* BEGIN ARTICLE *

Wasn't arguing at all. You have shot way more animals than I have, and I've shot a fair number.

SLG
03-20-2015, 06:23 PM
For a bunch of guys on a pistol forum, you sure know your rifles… "

Pistols are just easier to carry concealed...Rifles are part of man's natural state:-)


"What scopes and barrel lengths do you prefer for your long-range rifles?" Okie John


Totally depends on what the LR mission is. In general though, I prefer shorter than standard barrels. That means 20 and under for 308, 20 or so for 300WM (though I have a longer one that is the single most accurate rifle I have ever owned. 20" for 30-06. Really, I just like shorter barrels:-) The performance difference is not as great as some would have you believe, but then again, it depends what you are trying to accomplish.

Glass is easy. For any application where performance is the most important, NightForce is all I will use. There is other good stuff out there, but not much. Good viewing glass is pretty meaningless to me in the bigger picture. A scope that does what you tell it, everytime all the time, is way more valuable than any other consideration for LR shooting. The newest NF scopes give up nothing to anyone, in any category, as far as I'm concerned. The older NXS scopes are still better than almost anything else out there when you factor in fidelity and ruggedness.

okie john
03-20-2015, 10:16 PM
OK, so here I am being all "no fast sevens for me, thanks" and what to my wondering eyes should appear but a lightweight custom pre-64 Model 70 in 270 Weatherby built by my favorite maker and set up exactly as it should be for long range hunting in mountainous terrain, for sale for about 25% of the build cost.

What do I need to know about the 270 WBY? Does it eat barrel throats? Pet loads? Good zero?

I might buy this rifle tomorrow, so school me tonight.

Thanks,


Okie John

GJM
03-20-2015, 10:28 PM
OK, so here I am being all "no fast sevens for me, thanks" and what to my wondering eyes should appear but a lightweight custom pre-64 Model 70 in 270 Weatherby built by my favorite maker and set up exactly as it should be for long range hunting in mountainous terrain, for sale for about 25% of the build cost.

What do I need to know about the 270 WBY? Does it eat barrel throats? Pet loads? Good zero?

I might buy this rifle tomorrow, so school me tonight.

Thanks,


Okie John

I think that is a terrible idea, please send me the info on how I can buy it.

* END ARTICLE *
* BEGIN RECORDED DATA *

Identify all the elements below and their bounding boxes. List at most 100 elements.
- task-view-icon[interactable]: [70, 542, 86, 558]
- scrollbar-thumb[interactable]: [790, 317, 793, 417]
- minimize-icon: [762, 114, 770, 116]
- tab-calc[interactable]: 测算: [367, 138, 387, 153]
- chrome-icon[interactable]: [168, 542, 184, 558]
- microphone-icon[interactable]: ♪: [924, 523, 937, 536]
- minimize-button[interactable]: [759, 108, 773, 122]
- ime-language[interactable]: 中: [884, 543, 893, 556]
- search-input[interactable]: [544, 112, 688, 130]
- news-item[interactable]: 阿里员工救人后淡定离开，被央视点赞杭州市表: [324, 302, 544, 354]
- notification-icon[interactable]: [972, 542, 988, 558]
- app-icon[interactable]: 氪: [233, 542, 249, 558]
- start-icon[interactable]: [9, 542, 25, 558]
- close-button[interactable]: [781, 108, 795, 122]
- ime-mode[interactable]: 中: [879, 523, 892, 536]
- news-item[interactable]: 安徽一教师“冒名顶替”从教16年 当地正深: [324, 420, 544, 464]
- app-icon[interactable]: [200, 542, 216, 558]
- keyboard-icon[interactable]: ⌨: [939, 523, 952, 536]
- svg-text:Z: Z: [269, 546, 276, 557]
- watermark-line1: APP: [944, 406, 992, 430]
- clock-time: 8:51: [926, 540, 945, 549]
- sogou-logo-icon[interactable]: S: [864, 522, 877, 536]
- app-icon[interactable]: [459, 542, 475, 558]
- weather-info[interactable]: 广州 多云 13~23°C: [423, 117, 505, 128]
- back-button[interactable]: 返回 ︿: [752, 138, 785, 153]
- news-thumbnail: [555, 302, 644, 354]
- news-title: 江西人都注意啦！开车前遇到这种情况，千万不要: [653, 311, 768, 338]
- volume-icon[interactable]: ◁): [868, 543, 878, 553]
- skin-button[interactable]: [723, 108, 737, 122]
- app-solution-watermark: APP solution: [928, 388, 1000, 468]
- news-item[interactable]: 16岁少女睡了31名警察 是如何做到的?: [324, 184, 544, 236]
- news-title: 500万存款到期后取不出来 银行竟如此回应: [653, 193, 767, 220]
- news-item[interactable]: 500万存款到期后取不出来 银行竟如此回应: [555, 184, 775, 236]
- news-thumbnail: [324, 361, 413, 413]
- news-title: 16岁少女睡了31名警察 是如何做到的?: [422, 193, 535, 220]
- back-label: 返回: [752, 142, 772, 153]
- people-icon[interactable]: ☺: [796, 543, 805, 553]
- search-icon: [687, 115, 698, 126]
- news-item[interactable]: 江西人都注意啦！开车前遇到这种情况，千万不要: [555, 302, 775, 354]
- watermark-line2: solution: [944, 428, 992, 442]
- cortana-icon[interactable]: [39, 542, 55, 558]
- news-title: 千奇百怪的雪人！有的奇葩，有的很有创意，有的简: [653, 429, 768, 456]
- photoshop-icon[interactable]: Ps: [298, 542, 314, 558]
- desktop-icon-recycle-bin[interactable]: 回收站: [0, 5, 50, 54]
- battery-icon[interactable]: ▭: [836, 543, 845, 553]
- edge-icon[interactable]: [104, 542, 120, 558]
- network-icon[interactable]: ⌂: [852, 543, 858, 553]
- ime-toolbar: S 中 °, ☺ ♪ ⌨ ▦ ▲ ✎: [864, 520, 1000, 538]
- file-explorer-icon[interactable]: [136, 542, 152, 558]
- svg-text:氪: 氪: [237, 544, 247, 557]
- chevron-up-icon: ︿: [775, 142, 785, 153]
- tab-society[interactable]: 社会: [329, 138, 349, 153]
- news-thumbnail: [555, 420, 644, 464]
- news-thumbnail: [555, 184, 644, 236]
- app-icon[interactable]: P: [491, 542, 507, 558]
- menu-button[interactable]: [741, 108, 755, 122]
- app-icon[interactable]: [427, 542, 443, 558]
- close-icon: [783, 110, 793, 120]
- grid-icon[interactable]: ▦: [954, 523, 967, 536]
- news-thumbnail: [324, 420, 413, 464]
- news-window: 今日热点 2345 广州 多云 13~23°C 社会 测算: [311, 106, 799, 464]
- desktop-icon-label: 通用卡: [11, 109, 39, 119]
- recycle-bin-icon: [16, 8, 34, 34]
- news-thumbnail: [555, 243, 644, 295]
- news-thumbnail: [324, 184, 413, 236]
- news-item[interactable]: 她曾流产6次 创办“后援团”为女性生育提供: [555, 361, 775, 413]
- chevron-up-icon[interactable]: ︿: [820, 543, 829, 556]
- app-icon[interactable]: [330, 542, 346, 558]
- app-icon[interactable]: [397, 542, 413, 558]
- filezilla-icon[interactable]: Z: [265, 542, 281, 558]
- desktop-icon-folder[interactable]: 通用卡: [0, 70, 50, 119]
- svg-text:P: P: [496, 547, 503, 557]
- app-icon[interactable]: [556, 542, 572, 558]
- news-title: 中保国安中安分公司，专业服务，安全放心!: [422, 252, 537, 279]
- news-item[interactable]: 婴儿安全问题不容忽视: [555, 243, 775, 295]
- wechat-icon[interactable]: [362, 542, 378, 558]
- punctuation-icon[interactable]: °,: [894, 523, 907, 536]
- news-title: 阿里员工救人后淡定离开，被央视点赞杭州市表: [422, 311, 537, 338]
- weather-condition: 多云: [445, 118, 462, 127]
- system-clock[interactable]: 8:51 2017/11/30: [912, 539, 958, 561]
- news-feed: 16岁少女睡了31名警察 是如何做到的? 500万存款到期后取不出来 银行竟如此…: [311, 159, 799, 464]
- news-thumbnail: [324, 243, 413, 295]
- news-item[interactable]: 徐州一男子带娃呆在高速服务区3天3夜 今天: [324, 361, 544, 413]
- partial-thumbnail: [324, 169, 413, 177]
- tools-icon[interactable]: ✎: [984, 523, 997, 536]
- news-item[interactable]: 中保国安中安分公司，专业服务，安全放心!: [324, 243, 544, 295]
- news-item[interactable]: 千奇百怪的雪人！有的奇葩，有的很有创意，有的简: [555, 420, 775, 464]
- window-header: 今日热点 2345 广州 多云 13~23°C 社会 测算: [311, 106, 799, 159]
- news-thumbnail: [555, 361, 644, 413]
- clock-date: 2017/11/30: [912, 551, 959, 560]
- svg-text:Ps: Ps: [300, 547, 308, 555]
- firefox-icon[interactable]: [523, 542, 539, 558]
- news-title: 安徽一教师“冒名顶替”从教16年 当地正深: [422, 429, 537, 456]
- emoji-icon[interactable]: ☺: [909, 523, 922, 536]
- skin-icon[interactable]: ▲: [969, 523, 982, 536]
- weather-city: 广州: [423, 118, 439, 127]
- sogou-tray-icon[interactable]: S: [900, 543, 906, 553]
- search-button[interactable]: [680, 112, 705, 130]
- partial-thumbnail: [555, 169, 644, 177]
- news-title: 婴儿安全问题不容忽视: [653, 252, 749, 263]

* END RECORDED DATA *

:: REQUEST ::
In the forum thread about rifles, which scope brand does SLG say is the only one he will use when performance matters most?

:: RESPONSE TO THE TASK ::
NightForce.